#### [INPUT FOR THIS TASK]
--- start ---
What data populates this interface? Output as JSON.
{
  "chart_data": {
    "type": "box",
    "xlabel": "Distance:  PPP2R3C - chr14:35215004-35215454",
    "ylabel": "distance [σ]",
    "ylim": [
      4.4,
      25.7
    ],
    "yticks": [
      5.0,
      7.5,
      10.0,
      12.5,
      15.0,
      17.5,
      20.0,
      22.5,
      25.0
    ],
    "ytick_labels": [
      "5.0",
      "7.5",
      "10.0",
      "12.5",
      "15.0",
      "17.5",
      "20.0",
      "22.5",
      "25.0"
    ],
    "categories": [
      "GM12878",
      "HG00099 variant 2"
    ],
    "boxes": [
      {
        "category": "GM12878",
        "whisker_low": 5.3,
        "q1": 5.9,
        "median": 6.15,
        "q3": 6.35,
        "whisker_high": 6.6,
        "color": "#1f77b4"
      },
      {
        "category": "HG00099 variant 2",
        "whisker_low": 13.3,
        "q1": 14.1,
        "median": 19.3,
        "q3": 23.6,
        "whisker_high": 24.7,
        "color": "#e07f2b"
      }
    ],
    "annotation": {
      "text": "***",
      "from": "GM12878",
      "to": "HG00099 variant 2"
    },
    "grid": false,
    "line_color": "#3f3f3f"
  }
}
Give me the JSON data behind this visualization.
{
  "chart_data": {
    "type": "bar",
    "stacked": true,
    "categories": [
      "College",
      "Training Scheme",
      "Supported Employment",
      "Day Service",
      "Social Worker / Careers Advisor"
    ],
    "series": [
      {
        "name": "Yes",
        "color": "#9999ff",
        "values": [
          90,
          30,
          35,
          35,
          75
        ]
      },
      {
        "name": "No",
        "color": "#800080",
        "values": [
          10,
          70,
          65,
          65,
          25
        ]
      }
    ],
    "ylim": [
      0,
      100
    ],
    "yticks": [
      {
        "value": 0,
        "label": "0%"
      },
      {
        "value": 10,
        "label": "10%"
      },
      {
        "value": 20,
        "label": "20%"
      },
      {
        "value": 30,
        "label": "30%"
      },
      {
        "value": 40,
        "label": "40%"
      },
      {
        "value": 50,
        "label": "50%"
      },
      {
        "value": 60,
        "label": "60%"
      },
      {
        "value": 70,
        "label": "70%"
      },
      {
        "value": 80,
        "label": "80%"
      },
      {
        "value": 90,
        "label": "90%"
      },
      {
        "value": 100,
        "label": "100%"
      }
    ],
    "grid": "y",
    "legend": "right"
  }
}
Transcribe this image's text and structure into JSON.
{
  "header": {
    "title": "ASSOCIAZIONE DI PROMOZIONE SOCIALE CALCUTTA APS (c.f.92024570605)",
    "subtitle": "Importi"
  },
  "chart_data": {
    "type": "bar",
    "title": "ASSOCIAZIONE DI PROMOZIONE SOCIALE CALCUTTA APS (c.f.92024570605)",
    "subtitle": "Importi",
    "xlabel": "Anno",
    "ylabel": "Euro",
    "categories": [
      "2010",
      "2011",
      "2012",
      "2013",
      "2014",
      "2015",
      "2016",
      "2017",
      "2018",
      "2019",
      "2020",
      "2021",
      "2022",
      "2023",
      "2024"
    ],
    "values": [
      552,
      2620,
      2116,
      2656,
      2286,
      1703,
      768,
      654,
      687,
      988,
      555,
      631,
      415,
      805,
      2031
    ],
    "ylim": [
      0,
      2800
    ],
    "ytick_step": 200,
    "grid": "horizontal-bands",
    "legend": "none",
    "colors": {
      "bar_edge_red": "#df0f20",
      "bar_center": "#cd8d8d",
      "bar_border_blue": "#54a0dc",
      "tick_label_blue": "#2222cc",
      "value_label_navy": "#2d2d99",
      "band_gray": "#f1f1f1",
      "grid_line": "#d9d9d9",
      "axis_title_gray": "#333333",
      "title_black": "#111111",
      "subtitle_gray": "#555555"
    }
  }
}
--- end ---
#### [AIM OF THE TASK]
What is the number of lines in the listing that contain the string "text"? Reply with that number alone.

#### [TASK RESULT]
2